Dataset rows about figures
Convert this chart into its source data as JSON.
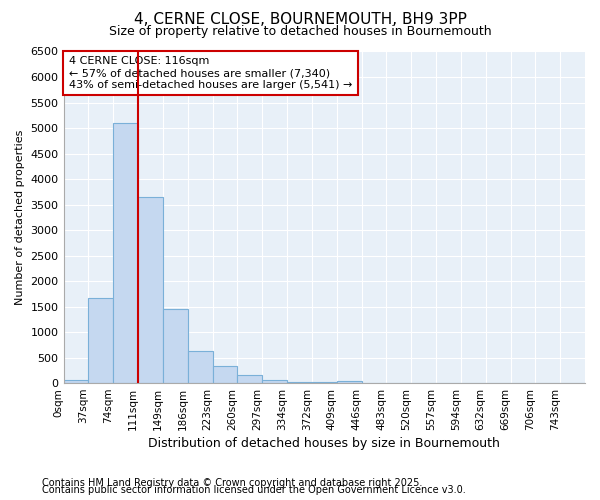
{
  "title": "4, CERNE CLOSE, BOURNEMOUTH, BH9 3PP",
  "subtitle": "Size of property relative to detached houses in Bournemouth",
  "xlabel": "Distribution of detached houses by size in Bournemouth",
  "ylabel": "Number of detached properties",
  "footnote1": "Contains HM Land Registry data © Crown copyright and database right 2025.",
  "footnote2": "Contains public sector information licensed under the Open Government Licence v3.0.",
  "bar_labels": [
    "0sqm",
    "37sqm",
    "74sqm",
    "111sqm",
    "149sqm",
    "186sqm",
    "223sqm",
    "260sqm",
    "297sqm",
    "334sqm",
    "372sqm",
    "409sqm",
    "446sqm",
    "483sqm",
    "520sqm",
    "557sqm",
    "594sqm",
    "632sqm",
    "669sqm",
    "706sqm",
    "743sqm"
  ],
  "bar_values": [
    60,
    1660,
    5100,
    3650,
    1450,
    620,
    330,
    150,
    60,
    20,
    15,
    40,
    5,
    3,
    2,
    1,
    1,
    1,
    0,
    0,
    0
  ],
  "bar_color": "#c5d8f0",
  "bar_edge_color": "#7ab0d8",
  "plot_bg_color": "#e8f0f8",
  "fig_bg_color": "#ffffff",
  "grid_color": "#ffffff",
  "property_line_x": 111,
  "property_line_color": "#cc0000",
  "annotation_text": "4 CERNE CLOSE: 116sqm\n← 57% of detached houses are smaller (7,340)\n43% of semi-detached houses are larger (5,541) →",
  "annotation_box_color": "#cc0000",
  "ylim": [
    0,
    6500
  ],
  "yticks": [
    0,
    500,
    1000,
    1500,
    2000,
    2500,
    3000,
    3500,
    4000,
    4500,
    5000,
    5500,
    6000,
    6500
  ],
  "bin_width": 37
}
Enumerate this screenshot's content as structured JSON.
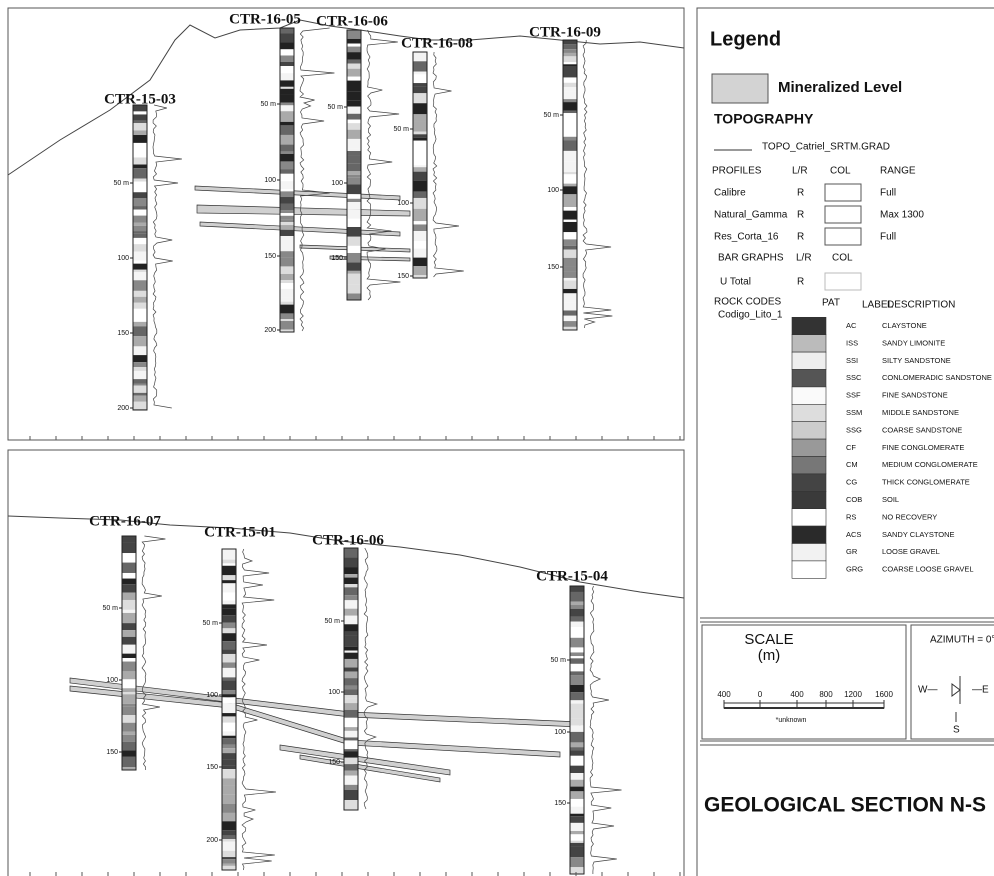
{
  "sections": [
    {
      "wells": [
        {
          "name": "CTR-15-03",
          "depths": [
            "50 m",
            "100",
            "150",
            "200"
          ]
        },
        {
          "name": "CTR-16-05",
          "depths": [
            "50 m",
            "100",
            "150",
            "200"
          ]
        },
        {
          "name": "CTR-16-06",
          "depths": [
            "50 m",
            "100",
            "150"
          ]
        },
        {
          "name": "CTR-16-08",
          "depths": [
            "50 m",
            "100",
            "150"
          ]
        },
        {
          "name": "CTR-16-09",
          "depths": [
            "50 m",
            "100",
            "150"
          ]
        }
      ]
    },
    {
      "wells": [
        {
          "name": "CTR-16-07",
          "depths": [
            "50 m",
            "100",
            "150"
          ]
        },
        {
          "name": "CTR-15-01",
          "depths": [
            "50 m",
            "100",
            "150",
            "200"
          ]
        },
        {
          "name": "CTR-16-06",
          "depths": [
            "50 m",
            "100",
            "150"
          ]
        },
        {
          "name": "CTR-15-04",
          "depths": [
            "50 m",
            "100",
            "150"
          ]
        }
      ]
    }
  ],
  "legend": {
    "title": "Legend",
    "mineralized": "Mineralized Level",
    "topography_heading": "TOPOGRAPHY",
    "topography_item": "TOPO_Catriel_SRTM.GRAD",
    "profiles_header": [
      "PROFILES",
      "L/R",
      "COL",
      "RANGE"
    ],
    "profiles": [
      [
        "Calibre",
        "R",
        "Full"
      ],
      [
        "Natural_Gamma",
        "R",
        "Max 1300"
      ],
      [
        "Res_Corta_16",
        "R",
        "Full"
      ]
    ],
    "bar_graphs_header": [
      "BAR GRAPHS",
      "L/R",
      "COL"
    ],
    "bar_graphs": [
      [
        "U Total",
        "R"
      ]
    ],
    "rock_codes_heading": "ROCK CODES",
    "rock_codes_field": "Codigo_Lito_1",
    "rock_codes_header": [
      "PAT",
      "LABEL",
      "DESCRIPTION"
    ],
    "rock_codes": [
      [
        "AC",
        "CLAYSTONE"
      ],
      [
        "ISS",
        "SANDY LIMONITE"
      ],
      [
        "SSI",
        "SILTY SANDSTONE"
      ],
      [
        "SSC",
        "CONLOMERADIC SANDSTONE"
      ],
      [
        "SSF",
        "FINE SANDSTONE"
      ],
      [
        "SSM",
        "MIDDLE SANDSTONE"
      ],
      [
        "SSG",
        "COARSE SANDSTONE"
      ],
      [
        "CF",
        "FINE  CONGLOMERATE"
      ],
      [
        "CM",
        "MEDIUM CONGLOMERATE"
      ],
      [
        "CG",
        "THICK CONGLOMERATE"
      ],
      [
        "COB",
        "SOIL"
      ],
      [
        "RS",
        "NO RECOVERY"
      ],
      [
        "ACS",
        "SANDY CLAYSTONE"
      ],
      [
        "GR",
        "LOOSE GRAVEL"
      ],
      [
        "GRG",
        "COARSE LOOSE GRAVEL"
      ]
    ]
  },
  "scale": {
    "title": "SCALE",
    "unit": "(m)",
    "ticks": [
      "400",
      "0",
      "400",
      "800",
      "1200",
      "1600"
    ],
    "note": "*unknown"
  },
  "azimuth": {
    "label": "AZIMUTH = 0°",
    "west": "W—",
    "east": "—E",
    "south": "S"
  },
  "title": "GEOLOGICAL SECTION N-S"
}
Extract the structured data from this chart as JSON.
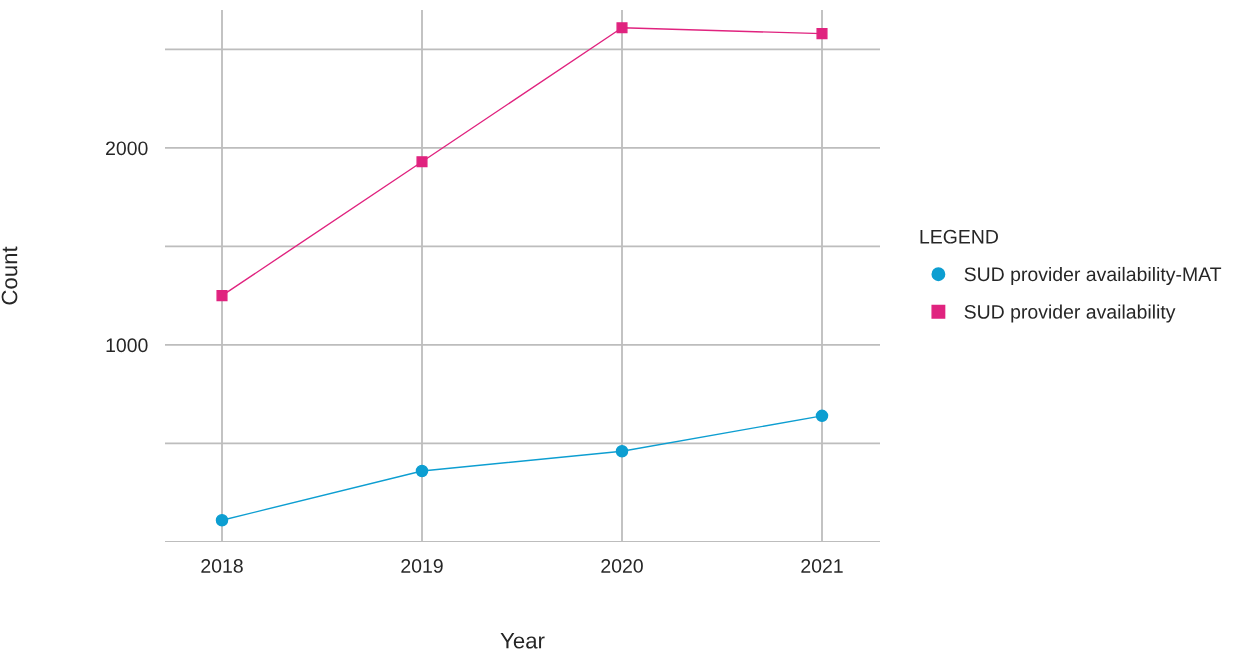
{
  "chart_data": {
    "type": "line",
    "xlabel": "Year",
    "ylabel": "Count",
    "legend_title": "LEGEND",
    "categories": [
      "2018",
      "2019",
      "2020",
      "2021"
    ],
    "series": [
      {
        "name": "SUD provider availability-MAT",
        "color": "#0d9ed1",
        "marker": "circle",
        "values": [
          110,
          360,
          460,
          640
        ]
      },
      {
        "name": "SUD provider availability",
        "color": "#e0237f",
        "marker": "square",
        "values": [
          1250,
          1930,
          2610,
          2580
        ]
      }
    ],
    "ylim": [
      0,
      2700
    ],
    "yticks": [
      {
        "value": 0,
        "label": null
      },
      {
        "value": 500,
        "label": null
      },
      1000,
      {
        "value": 1500,
        "label": null
      },
      2000,
      {
        "value": 2500,
        "label": null
      }
    ],
    "grid": true,
    "legend": "right",
    "line_style": "solid"
  }
}
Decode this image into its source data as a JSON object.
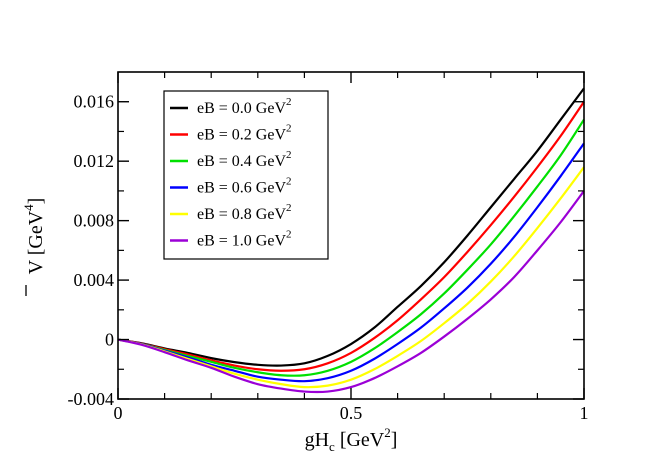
{
  "chart_data": {
    "type": "line",
    "title": "",
    "xlabel": {
      "base": "gH",
      "sub": "c",
      "unit_open": " [GeV",
      "unit_sup": "2",
      "unit_close": "]"
    },
    "ylabel": {
      "base": "V",
      "unit_open": " [GeV",
      "unit_sup": "4",
      "unit_close": "]"
    },
    "xlim": [
      0,
      1
    ],
    "ylim": [
      -0.004,
      0.018
    ],
    "xticks": [
      0,
      0.5,
      1
    ],
    "xtick_labels": [
      "0",
      "0.5",
      "1"
    ],
    "yticks": [
      -0.004,
      0,
      0.004,
      0.008,
      0.012,
      0.016
    ],
    "ytick_labels": [
      "-0.004",
      "0",
      "0.004",
      "0.008",
      "0.012",
      "0.016"
    ],
    "legend_position": "top-left",
    "x": [
      0,
      0.05,
      0.1,
      0.15,
      0.2,
      0.25,
      0.3,
      0.35,
      0.4,
      0.45,
      0.5,
      0.55,
      0.6,
      0.65,
      0.7,
      0.75,
      0.8,
      0.85,
      0.9,
      0.95,
      1.0
    ],
    "series": [
      {
        "name": "eB = 0.0 GeV",
        "sup": "2",
        "color": "#000000",
        "values": [
          0,
          -0.00025,
          -0.0006,
          -0.0009,
          -0.00125,
          -0.00152,
          -0.0017,
          -0.00175,
          -0.0016,
          -0.0011,
          -0.0003,
          0.0008,
          0.0022,
          0.0036,
          0.0052,
          0.007,
          0.0089,
          0.0108,
          0.0127,
          0.0148,
          0.0169
        ]
      },
      {
        "name": "eB = 0.2 GeV",
        "sup": "2",
        "color": "#ff0000",
        "values": [
          0,
          -0.00027,
          -0.00065,
          -0.001,
          -0.0014,
          -0.00175,
          -0.002,
          -0.0021,
          -0.002,
          -0.0016,
          -0.0009,
          0.0001,
          0.0013,
          0.0027,
          0.0042,
          0.0059,
          0.0077,
          0.0096,
          0.0116,
          0.0137,
          0.016
        ]
      },
      {
        "name": "eB = 0.4 GeV",
        "sup": "2",
        "color": "#00e000",
        "values": [
          0,
          -0.0003,
          -0.0007,
          -0.0011,
          -0.0015,
          -0.0019,
          -0.0022,
          -0.0024,
          -0.0024,
          -0.0021,
          -0.0015,
          -0.0006,
          0.0005,
          0.0017,
          0.0031,
          0.0047,
          0.0064,
          0.0083,
          0.0103,
          0.0124,
          0.0148
        ]
      },
      {
        "name": "eB = 0.6 GeV",
        "sup": "2",
        "color": "#0000ff",
        "values": [
          0,
          -0.0003,
          -0.00075,
          -0.0012,
          -0.0017,
          -0.0021,
          -0.0025,
          -0.0027,
          -0.0028,
          -0.0026,
          -0.0021,
          -0.0013,
          -0.0003,
          0.0008,
          0.0021,
          0.0035,
          0.0051,
          0.0069,
          0.0089,
          0.011,
          0.0132
        ]
      },
      {
        "name": "eB = 0.8 GeV",
        "sup": "2",
        "color": "#ffff00",
        "values": [
          0,
          -0.00032,
          -0.0008,
          -0.0013,
          -0.0018,
          -0.0023,
          -0.0027,
          -0.003,
          -0.0032,
          -0.0031,
          -0.0027,
          -0.002,
          -0.0011,
          -0.0001,
          0.0011,
          0.0024,
          0.0039,
          0.0056,
          0.0075,
          0.0095,
          0.0116
        ]
      },
      {
        "name": "eB = 1.0 GeV",
        "sup": "2",
        "color": "#9b00d6",
        "values": [
          0,
          -0.00035,
          -0.00085,
          -0.0014,
          -0.0019,
          -0.0025,
          -0.003,
          -0.0033,
          -0.0035,
          -0.0035,
          -0.0032,
          -0.0026,
          -0.0018,
          -0.0009,
          0.0002,
          0.0014,
          0.0027,
          0.0042,
          0.006,
          0.0079,
          0.01
        ]
      }
    ]
  }
}
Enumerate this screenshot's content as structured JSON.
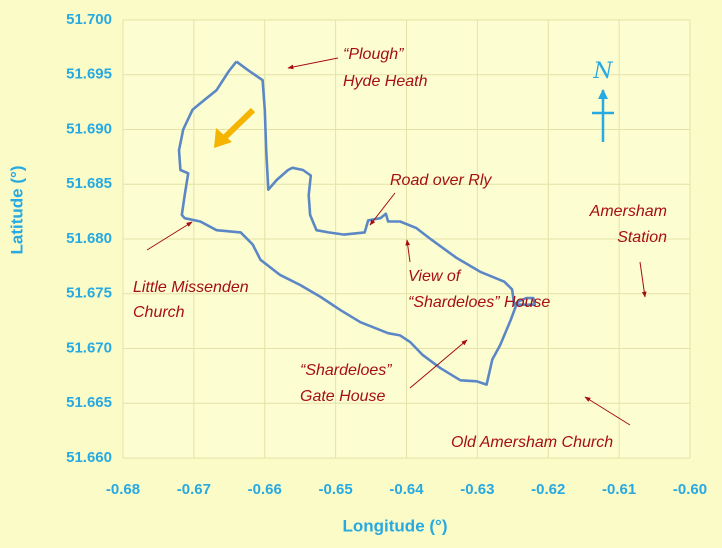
{
  "chart_data": {
    "type": "line",
    "x_label": "Longitude (°)",
    "y_label": "Latitude (°)",
    "xlim": [
      -0.68,
      -0.6
    ],
    "ylim": [
      51.66,
      51.7
    ],
    "xticks": [
      -0.68,
      -0.67,
      -0.66,
      -0.65,
      -0.64,
      -0.63,
      -0.62,
      -0.61,
      {
        "value": -0.6,
        "label": "-0.60"
      }
    ],
    "yticks": [
      {
        "value": 51.66,
        "label": "51.660"
      },
      51.665,
      {
        "value": 51.67,
        "label": "51.670"
      },
      51.675,
      {
        "value": 51.68,
        "label": "51.680"
      },
      51.685,
      {
        "value": 51.69,
        "label": "51.690"
      },
      51.695,
      {
        "value": 51.7,
        "label": "51.700"
      }
    ],
    "grid": true,
    "series": [
      {
        "color": "#5b88c5",
        "x": [
          -0.664,
          -0.6623,
          -0.6603,
          -0.66,
          -0.6598,
          -0.6595,
          -0.6583,
          -0.6567,
          -0.6561,
          -0.6546,
          -0.6535,
          -0.6538,
          -0.6536,
          -0.6527,
          -0.651,
          -0.6488,
          -0.6459,
          -0.6454,
          -0.6437,
          -0.6429,
          -0.6426,
          -0.6409,
          -0.6386,
          -0.6364,
          -0.633,
          -0.6296,
          -0.6262,
          -0.6251,
          -0.6248,
          -0.6242,
          -0.6231,
          -0.6221,
          -0.6219,
          -0.6234,
          -0.6245,
          -0.6253,
          -0.6268,
          -0.6279,
          -0.6287,
          -0.6301,
          -0.6324,
          -0.6352,
          -0.6377,
          -0.6395,
          -0.6409,
          -0.6426,
          -0.6465,
          -0.6493,
          -0.6521,
          -0.655,
          -0.6578,
          -0.6606,
          -0.6617,
          -0.6634,
          -0.6668,
          -0.6691,
          -0.6713,
          -0.6717,
          -0.6713,
          -0.6708,
          -0.6719,
          -0.6721,
          -0.6715,
          -0.6702,
          -0.6685,
          -0.6668,
          -0.6651,
          -0.664
        ],
        "values": [
          51.6962,
          51.6954,
          51.6945,
          51.6918,
          51.6881,
          51.6845,
          51.6854,
          51.6863,
          51.6865,
          51.6863,
          51.6858,
          51.684,
          51.6822,
          51.6808,
          51.6806,
          51.6804,
          51.6806,
          51.6817,
          51.6819,
          51.6823,
          51.6816,
          51.6816,
          51.681,
          51.6799,
          51.6783,
          51.677,
          51.6761,
          51.6754,
          51.674,
          51.6743,
          51.6746,
          51.6746,
          51.674,
          51.674,
          51.674,
          51.6726,
          51.6703,
          51.669,
          51.6667,
          51.667,
          51.6671,
          51.6682,
          51.6694,
          51.6706,
          51.6712,
          51.6714,
          51.6724,
          51.6735,
          51.6747,
          51.6758,
          51.6767,
          51.6781,
          51.6795,
          51.6806,
          51.6808,
          51.6816,
          51.6819,
          51.6822,
          51.684,
          51.686,
          51.6863,
          51.6881,
          51.69,
          51.6918,
          51.6927,
          51.6936,
          51.6953,
          51.6962
        ]
      }
    ],
    "annotations": [
      {
        "lines": [
          "“Plough”",
          "Hyde Heath"
        ]
      },
      {
        "lines": [
          "Road over Rly"
        ]
      },
      {
        "lines": [
          "Amersham",
          "Station"
        ]
      },
      {
        "lines": [
          "View of",
          "“Shardeloes” House"
        ]
      },
      {
        "lines": [
          "Little Missenden",
          "Church"
        ]
      },
      {
        "lines": [
          "“Shardeloes”",
          "Gate House"
        ]
      },
      {
        "lines": [
          "Old Amersham Church"
        ]
      }
    ],
    "north_label": "N"
  }
}
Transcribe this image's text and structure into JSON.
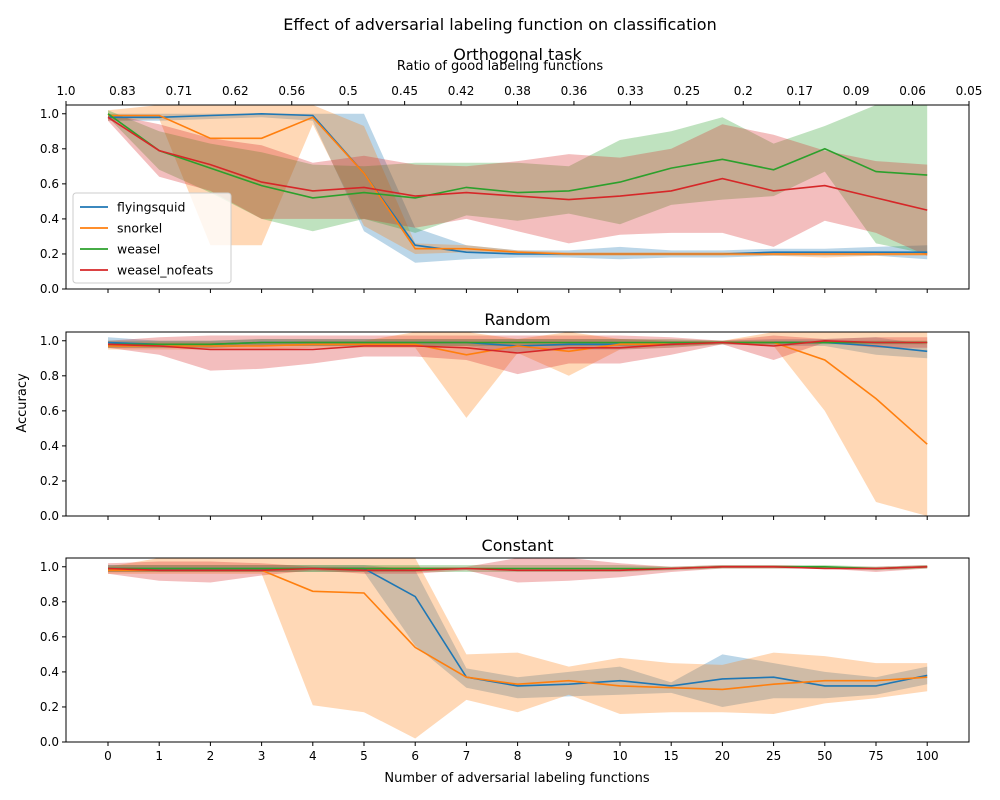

DIRECTIONS FOR THIS TASK: Pull out all lines from the listing that contain the string "provider".

COMPLETE ANSWER:
        "name": "SUD provider availability-MAT",
        "name": "SUD provider availability",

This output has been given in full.